* Exercise aim:
Go through the data below and gather each line containing "type".

[Dataset rows about figures]

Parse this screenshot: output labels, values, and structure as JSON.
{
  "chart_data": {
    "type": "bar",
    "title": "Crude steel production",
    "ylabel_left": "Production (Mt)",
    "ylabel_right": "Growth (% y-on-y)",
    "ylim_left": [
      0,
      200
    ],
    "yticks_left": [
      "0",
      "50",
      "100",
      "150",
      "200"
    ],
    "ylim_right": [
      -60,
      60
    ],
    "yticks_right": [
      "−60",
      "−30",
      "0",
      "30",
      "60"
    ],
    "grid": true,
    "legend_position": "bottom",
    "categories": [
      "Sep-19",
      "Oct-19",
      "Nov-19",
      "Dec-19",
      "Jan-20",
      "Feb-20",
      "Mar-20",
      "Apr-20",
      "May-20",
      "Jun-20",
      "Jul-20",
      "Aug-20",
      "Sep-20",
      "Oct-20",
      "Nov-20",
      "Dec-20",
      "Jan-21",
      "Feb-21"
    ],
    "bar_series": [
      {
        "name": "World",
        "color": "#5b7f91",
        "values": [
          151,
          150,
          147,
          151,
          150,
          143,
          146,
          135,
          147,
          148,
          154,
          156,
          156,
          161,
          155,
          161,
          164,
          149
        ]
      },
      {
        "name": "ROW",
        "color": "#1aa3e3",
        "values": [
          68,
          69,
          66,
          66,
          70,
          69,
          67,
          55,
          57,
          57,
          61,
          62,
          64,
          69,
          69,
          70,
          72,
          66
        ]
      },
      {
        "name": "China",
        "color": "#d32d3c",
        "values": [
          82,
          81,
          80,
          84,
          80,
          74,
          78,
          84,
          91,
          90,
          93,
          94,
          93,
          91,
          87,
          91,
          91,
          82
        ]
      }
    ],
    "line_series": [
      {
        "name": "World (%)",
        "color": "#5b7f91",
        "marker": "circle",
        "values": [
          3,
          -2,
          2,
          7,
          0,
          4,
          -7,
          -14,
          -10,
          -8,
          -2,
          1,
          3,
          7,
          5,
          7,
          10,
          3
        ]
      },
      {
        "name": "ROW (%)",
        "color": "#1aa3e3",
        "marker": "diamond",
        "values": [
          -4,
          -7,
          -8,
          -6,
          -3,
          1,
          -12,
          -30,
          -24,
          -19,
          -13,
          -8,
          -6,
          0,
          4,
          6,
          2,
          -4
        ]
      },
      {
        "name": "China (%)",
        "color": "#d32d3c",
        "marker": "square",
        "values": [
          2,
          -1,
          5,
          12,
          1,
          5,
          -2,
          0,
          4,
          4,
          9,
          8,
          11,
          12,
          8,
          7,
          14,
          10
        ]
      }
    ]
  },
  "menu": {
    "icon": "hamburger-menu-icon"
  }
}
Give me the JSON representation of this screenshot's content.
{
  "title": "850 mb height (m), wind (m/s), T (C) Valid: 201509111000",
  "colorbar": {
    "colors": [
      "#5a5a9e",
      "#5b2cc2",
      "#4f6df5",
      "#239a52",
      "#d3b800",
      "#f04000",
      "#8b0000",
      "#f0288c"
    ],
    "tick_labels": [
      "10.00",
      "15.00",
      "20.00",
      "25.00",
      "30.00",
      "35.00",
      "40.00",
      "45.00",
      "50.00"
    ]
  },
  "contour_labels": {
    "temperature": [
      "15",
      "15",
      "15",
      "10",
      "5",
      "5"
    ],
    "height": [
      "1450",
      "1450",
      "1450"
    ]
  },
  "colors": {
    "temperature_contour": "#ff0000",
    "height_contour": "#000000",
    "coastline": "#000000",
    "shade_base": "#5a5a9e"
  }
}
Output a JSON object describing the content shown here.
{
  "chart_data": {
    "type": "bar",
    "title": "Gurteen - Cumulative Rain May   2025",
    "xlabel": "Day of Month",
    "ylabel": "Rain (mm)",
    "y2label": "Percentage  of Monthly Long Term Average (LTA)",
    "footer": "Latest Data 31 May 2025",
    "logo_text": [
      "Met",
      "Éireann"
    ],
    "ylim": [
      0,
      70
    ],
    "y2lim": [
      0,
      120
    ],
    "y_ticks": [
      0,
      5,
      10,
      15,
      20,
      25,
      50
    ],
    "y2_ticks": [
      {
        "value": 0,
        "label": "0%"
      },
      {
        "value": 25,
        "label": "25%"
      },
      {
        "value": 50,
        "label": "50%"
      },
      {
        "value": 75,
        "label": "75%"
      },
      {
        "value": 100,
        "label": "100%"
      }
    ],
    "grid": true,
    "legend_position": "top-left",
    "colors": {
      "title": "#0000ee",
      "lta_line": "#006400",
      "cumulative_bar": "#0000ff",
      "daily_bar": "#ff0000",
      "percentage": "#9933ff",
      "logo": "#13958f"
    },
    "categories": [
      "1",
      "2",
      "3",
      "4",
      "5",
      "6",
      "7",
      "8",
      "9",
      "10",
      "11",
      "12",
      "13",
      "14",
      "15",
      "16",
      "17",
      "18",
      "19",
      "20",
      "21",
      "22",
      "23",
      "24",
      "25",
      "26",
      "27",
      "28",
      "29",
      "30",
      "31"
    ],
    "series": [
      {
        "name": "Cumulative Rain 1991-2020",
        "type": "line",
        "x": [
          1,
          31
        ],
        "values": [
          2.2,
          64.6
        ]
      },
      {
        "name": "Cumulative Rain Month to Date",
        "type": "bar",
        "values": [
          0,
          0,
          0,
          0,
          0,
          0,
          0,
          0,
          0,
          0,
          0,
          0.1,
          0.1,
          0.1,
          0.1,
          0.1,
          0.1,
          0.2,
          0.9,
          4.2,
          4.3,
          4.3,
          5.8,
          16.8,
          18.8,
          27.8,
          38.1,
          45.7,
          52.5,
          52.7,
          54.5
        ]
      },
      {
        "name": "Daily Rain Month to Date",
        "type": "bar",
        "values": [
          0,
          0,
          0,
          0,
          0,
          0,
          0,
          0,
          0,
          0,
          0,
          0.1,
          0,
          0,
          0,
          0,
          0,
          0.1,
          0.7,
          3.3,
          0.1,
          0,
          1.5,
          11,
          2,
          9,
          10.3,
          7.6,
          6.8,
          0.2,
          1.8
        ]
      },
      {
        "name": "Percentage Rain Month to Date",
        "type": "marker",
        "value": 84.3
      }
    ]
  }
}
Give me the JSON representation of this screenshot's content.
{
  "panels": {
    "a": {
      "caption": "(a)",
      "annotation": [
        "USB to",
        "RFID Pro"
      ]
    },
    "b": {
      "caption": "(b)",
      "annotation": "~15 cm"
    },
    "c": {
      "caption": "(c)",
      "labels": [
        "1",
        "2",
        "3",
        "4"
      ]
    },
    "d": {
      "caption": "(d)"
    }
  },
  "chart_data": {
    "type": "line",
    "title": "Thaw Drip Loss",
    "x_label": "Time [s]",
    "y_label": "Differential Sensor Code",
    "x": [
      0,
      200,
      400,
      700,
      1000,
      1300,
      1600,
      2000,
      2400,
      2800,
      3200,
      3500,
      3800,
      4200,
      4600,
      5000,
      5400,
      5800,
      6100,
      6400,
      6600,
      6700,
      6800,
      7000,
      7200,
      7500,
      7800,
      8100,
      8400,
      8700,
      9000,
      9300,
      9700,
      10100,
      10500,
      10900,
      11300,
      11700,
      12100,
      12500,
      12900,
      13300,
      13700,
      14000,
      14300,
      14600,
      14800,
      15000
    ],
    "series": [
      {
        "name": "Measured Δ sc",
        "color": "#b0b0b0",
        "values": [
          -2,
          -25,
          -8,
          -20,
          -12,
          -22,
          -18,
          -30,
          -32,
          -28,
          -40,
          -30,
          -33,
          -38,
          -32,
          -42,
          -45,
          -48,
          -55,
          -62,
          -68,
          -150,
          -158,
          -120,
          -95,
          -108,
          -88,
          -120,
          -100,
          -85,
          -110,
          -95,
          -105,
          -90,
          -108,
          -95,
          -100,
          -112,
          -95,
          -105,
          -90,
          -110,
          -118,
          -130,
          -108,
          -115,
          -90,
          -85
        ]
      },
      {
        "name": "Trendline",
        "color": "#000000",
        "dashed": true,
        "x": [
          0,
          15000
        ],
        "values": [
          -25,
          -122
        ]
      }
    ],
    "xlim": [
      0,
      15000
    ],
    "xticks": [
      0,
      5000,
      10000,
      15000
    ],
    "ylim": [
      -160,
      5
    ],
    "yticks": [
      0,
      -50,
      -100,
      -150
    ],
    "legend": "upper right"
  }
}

* The response:
    "type": "bar",
    "type": "bar",
        "type": "line",
        "type": "bar",
        "type": "bar",
        "type": "marker",
    "type": "line",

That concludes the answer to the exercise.